» **CHALLENGE**
Wherever the word "this" appears in a line, extract that line.

» **DATASET ENTRIES**
_ _ _
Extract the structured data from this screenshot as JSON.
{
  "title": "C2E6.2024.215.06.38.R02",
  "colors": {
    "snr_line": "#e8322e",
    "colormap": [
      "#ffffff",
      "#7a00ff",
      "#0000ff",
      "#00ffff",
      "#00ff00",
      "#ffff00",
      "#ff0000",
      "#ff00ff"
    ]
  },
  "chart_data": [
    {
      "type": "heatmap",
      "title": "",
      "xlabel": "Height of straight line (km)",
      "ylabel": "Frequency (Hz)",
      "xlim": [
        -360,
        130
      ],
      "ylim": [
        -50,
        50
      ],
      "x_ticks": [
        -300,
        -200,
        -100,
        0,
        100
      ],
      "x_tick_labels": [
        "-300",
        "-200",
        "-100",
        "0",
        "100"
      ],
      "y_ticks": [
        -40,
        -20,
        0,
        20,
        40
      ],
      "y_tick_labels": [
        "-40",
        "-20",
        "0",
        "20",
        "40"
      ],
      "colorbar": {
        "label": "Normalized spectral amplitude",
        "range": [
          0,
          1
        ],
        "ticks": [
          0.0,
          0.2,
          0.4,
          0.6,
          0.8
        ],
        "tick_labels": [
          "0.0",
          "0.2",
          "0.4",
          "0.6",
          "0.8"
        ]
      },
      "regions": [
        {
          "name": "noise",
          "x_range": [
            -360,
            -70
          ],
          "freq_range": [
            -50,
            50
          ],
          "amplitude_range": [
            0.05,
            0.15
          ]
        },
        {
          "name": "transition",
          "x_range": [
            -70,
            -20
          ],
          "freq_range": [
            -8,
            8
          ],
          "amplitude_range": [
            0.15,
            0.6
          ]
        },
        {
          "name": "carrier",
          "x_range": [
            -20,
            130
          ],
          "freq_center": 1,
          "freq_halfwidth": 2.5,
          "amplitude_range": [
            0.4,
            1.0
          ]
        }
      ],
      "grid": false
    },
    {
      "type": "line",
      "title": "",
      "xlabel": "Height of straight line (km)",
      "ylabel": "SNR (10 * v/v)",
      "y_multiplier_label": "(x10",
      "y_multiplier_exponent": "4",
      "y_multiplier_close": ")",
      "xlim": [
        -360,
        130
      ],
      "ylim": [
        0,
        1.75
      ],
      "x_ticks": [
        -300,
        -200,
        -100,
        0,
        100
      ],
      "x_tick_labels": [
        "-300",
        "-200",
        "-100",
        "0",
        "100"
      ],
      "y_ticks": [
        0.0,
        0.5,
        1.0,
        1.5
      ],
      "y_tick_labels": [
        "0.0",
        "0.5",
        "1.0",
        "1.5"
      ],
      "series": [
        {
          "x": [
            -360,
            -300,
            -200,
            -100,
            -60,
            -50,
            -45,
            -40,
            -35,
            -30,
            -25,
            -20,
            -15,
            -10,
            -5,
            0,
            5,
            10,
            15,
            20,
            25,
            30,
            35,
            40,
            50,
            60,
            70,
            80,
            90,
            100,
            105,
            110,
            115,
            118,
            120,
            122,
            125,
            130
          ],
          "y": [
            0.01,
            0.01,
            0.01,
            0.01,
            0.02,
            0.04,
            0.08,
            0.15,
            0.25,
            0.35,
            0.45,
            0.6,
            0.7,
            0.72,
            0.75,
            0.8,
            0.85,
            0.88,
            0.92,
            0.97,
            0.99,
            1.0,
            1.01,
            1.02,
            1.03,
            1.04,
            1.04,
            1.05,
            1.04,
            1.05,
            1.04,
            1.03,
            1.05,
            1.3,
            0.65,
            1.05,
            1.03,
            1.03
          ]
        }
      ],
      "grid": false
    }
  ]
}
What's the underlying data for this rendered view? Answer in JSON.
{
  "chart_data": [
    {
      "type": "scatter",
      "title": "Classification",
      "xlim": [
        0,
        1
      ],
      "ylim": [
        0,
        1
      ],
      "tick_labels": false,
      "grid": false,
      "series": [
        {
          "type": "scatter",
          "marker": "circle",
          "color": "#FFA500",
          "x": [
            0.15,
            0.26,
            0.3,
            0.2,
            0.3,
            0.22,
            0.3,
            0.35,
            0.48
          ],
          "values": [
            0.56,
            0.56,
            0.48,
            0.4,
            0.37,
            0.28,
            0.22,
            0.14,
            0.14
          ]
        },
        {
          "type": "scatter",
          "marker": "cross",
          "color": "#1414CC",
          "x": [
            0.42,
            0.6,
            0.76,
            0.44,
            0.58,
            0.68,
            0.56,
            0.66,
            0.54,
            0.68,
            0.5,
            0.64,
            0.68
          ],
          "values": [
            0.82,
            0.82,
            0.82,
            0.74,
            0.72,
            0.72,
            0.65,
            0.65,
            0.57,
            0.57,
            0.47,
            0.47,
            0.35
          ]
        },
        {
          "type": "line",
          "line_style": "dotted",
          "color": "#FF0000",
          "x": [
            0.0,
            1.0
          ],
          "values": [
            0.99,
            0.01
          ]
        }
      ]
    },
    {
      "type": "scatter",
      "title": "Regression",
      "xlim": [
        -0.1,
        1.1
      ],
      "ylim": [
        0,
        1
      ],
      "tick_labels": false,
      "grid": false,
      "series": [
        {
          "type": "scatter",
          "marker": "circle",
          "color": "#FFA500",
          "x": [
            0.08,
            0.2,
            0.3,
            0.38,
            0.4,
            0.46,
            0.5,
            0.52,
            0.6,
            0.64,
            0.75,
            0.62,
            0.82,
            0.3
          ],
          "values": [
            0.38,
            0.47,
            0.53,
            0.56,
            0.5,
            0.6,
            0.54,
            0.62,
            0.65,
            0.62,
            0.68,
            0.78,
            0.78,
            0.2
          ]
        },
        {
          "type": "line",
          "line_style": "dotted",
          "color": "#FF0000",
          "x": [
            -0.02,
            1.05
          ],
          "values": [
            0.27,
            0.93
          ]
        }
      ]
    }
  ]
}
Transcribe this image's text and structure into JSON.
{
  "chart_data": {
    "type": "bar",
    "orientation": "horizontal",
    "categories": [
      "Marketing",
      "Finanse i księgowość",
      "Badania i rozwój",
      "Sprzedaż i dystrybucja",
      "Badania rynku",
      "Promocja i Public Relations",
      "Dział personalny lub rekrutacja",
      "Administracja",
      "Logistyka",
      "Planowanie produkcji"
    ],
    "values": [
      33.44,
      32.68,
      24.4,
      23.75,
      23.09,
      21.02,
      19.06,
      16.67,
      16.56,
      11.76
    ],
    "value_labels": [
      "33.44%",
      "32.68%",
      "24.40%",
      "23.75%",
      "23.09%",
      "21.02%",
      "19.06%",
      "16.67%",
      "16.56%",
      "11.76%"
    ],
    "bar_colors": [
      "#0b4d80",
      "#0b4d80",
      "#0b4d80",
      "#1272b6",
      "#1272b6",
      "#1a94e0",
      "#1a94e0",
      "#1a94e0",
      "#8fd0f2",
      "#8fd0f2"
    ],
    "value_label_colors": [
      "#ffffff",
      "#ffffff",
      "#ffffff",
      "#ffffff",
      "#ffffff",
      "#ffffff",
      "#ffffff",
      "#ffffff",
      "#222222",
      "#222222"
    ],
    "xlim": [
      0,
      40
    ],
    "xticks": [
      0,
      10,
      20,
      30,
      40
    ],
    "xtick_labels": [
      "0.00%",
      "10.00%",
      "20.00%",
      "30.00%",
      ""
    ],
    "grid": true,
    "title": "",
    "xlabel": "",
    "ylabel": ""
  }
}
_ _ _
» **SOLUTION**
Extract the structured data from this screenshot as JSON.
What's the underlying data for this rendered view? Answer in JSON.
Transcribe this image's text and structure into JSON.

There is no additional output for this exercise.